- **Document passage**
****
# Pedal Spindle Diameter...



## MCF (Oct 12, 2006)

Ordering my wife a set of Sport Powergrip Pedals for her Trek Touring bike....want to make sure I order the correct spindle diameter - measure the actual spindle of stock pedals and not hole in crank I assume to determine 9/16 or 1/2 spindle? Obvious to me to measure actual pedal spindle diameter, but I have been wrong before...


----------



## JCavilia (Sep 12, 2005)

*They're 9/16"*

All modern 3-piece cranksets use 9/16". Half-inch are used only on the one-piece cranks (the two arms and the bottom bracket spindle are a single piece of metal, with two right-angle bends in it). Those are used now only on cheaper bikes. I don't believe any Trek ever used such cranks.
****
Element placement data

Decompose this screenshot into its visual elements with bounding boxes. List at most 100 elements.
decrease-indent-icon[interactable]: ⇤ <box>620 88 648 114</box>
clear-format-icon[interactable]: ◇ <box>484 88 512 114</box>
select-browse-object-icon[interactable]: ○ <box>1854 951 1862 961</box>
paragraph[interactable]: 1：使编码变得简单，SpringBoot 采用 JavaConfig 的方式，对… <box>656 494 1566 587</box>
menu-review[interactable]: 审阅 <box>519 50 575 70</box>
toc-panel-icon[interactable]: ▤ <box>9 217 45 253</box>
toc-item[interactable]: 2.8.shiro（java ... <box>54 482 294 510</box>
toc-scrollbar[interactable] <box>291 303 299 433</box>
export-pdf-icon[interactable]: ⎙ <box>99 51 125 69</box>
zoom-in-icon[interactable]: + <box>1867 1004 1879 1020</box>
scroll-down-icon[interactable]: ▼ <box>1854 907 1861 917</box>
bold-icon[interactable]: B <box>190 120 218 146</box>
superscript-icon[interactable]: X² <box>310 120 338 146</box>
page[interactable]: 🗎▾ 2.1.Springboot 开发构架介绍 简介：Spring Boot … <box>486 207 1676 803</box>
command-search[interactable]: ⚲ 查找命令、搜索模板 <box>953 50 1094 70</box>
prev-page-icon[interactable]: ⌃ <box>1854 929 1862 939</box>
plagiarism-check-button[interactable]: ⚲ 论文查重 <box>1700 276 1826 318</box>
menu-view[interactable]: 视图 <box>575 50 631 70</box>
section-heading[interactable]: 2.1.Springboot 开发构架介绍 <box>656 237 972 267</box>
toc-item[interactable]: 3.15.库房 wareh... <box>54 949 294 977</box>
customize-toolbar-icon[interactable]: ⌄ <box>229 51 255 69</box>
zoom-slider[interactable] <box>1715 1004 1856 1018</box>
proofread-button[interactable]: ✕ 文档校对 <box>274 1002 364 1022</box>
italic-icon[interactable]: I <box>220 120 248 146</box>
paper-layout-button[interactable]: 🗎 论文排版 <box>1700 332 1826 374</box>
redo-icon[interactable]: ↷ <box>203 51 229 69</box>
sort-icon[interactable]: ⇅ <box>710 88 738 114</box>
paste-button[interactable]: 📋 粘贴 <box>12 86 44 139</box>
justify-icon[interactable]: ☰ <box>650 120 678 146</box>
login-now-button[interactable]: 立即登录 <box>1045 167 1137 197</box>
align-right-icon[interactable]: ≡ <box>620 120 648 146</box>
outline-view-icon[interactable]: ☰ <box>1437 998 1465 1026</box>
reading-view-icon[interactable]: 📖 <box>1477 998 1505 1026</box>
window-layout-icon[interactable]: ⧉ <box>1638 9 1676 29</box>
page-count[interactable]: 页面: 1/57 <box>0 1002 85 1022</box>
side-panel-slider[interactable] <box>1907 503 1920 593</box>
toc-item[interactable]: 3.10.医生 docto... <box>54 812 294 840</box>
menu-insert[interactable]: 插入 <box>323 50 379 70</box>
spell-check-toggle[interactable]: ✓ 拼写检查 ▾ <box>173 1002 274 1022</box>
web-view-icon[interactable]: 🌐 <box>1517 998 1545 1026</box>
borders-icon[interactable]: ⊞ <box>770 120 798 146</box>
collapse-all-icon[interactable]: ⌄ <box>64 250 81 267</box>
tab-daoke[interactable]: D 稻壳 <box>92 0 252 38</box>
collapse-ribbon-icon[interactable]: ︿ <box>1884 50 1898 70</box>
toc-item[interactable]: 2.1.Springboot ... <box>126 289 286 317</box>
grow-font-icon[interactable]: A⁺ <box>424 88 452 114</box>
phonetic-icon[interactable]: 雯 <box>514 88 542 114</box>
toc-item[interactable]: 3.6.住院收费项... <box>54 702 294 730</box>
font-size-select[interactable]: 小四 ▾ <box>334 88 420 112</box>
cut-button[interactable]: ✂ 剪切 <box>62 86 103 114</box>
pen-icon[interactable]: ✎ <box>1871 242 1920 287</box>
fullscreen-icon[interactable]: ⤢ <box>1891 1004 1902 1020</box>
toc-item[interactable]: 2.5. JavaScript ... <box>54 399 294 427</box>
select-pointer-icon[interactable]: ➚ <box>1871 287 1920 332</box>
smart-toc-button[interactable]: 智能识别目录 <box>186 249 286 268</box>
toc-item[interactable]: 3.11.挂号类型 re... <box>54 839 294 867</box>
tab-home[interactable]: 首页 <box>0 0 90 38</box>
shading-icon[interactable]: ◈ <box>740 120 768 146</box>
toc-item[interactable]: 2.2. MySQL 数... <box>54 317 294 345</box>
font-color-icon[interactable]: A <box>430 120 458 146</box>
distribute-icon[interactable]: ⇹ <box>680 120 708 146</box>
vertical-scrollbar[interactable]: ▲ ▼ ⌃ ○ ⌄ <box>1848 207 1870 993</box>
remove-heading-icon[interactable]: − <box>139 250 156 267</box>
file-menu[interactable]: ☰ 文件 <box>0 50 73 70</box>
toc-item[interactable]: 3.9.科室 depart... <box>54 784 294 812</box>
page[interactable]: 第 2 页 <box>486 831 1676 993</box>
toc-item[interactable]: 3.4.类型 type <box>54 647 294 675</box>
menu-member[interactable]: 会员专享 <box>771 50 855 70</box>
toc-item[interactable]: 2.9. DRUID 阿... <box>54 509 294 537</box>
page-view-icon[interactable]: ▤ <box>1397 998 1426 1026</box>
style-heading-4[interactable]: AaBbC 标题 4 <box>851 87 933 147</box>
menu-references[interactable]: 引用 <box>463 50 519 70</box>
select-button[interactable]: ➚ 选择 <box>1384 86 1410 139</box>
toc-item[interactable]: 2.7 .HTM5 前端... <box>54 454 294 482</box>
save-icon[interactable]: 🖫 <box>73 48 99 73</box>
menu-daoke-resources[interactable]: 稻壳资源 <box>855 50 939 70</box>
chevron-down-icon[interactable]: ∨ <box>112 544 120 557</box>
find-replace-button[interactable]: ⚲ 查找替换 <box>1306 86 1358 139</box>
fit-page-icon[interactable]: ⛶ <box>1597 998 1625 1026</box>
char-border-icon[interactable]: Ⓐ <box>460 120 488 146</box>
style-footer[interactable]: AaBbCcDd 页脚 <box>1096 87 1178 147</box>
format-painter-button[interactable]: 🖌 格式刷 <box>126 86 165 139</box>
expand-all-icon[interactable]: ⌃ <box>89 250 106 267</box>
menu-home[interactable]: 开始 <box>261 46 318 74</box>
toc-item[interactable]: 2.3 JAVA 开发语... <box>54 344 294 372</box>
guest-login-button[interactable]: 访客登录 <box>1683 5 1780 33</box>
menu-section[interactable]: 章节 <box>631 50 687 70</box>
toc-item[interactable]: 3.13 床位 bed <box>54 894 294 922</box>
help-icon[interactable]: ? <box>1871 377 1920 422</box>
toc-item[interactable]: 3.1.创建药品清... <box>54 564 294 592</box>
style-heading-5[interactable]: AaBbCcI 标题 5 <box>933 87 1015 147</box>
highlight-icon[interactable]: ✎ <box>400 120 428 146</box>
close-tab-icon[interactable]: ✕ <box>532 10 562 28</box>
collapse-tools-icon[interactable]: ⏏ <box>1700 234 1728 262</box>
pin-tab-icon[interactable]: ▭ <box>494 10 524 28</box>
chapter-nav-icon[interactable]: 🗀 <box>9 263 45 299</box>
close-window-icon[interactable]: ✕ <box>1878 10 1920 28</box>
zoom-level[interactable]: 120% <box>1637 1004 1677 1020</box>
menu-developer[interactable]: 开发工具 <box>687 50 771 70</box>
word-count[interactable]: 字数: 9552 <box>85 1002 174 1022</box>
****
- **Exercise instructions**
1. In the pedal spindle thread, which spindle diameter does the reply say all modern 3-piece cranksets use?
2. Please carry the pedal spindle thread forward from its last sentence with the next part.

- **Answers given**
1. They use a 9/16" spindle.

2.
http://www.sheldonbrown.com/gloss_p.html#pedal

BTW, it's not the spindle diameter that the measurement refers to, but the thread diameter, specifically the outside diameter of the male thread (the part on the pedal spindle). You're correct that the measurement is taken on that part. The inside diameter of the female thread is slightly smaller. This is a general rule for measuring threads of all kinds.


----------



## Dave_Stohler (Jan 22, 2004)

Gee-any pedal available in 1/2" threading is either antediluvian or junk.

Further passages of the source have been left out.